> [Items from a figure collection]:
>> start

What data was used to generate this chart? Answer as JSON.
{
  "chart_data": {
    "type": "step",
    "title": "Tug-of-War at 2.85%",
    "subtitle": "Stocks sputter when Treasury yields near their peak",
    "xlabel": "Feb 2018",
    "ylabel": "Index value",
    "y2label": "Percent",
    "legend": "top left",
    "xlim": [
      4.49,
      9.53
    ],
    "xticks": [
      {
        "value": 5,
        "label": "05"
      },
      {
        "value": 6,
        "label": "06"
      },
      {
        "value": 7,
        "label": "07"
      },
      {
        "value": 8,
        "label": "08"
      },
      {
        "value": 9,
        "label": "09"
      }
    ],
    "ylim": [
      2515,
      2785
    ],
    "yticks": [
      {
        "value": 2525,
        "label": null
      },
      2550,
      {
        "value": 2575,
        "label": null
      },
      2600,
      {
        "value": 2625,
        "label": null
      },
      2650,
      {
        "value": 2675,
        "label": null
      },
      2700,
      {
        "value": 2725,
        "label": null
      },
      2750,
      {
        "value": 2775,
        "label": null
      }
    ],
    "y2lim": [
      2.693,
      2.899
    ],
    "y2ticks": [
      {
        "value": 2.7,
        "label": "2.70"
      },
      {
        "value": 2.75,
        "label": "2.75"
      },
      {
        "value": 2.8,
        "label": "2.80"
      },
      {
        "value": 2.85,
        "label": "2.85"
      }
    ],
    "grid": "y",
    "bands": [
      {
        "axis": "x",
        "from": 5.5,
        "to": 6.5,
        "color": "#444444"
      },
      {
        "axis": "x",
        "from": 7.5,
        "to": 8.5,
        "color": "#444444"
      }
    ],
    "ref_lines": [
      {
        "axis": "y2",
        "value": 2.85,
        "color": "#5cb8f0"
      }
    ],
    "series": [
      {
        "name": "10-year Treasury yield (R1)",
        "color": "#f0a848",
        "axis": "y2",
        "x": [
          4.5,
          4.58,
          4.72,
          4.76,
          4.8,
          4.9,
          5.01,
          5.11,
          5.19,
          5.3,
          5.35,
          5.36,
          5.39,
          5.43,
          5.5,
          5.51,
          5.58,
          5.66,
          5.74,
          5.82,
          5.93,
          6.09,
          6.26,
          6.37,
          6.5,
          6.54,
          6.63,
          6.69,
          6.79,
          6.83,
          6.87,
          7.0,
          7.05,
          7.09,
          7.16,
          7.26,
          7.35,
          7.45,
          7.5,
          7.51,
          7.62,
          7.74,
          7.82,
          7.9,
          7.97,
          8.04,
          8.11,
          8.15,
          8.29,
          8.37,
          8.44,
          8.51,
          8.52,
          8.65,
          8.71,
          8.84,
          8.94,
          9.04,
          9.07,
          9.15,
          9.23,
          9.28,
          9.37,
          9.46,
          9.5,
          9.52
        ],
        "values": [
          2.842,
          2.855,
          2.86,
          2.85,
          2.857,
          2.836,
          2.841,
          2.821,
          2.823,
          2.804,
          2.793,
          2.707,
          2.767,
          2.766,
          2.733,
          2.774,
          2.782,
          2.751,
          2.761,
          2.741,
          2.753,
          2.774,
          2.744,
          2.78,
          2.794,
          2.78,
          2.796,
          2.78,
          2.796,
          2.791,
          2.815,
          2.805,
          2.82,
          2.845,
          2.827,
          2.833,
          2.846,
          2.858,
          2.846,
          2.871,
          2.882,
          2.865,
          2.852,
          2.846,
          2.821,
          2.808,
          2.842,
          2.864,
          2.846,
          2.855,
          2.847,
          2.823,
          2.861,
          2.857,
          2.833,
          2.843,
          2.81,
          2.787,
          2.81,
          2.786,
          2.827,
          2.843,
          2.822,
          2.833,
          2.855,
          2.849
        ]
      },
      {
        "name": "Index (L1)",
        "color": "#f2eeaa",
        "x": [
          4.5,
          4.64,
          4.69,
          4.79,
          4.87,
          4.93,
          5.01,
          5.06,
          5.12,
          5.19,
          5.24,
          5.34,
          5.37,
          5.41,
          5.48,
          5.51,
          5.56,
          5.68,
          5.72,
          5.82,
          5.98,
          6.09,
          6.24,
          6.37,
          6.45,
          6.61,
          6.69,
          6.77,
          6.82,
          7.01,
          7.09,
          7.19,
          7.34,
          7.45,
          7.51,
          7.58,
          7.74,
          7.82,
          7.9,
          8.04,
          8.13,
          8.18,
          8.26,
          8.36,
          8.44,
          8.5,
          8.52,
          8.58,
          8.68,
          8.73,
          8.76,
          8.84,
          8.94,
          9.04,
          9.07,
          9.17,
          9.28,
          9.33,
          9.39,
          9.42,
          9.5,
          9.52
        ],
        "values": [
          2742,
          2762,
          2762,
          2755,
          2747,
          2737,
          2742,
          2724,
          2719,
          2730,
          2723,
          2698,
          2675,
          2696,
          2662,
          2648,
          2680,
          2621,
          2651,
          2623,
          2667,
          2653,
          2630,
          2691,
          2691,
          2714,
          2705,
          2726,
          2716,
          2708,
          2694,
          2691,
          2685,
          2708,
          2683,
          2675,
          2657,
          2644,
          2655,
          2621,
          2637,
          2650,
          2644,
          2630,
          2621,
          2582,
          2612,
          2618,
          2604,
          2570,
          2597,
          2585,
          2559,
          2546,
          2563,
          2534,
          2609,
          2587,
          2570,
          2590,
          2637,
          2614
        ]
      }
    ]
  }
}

>> end

Identify the lines in the records above that contain the word "color", then state how many there are and nothing more.

> [WRITTEN ANSWER]: 5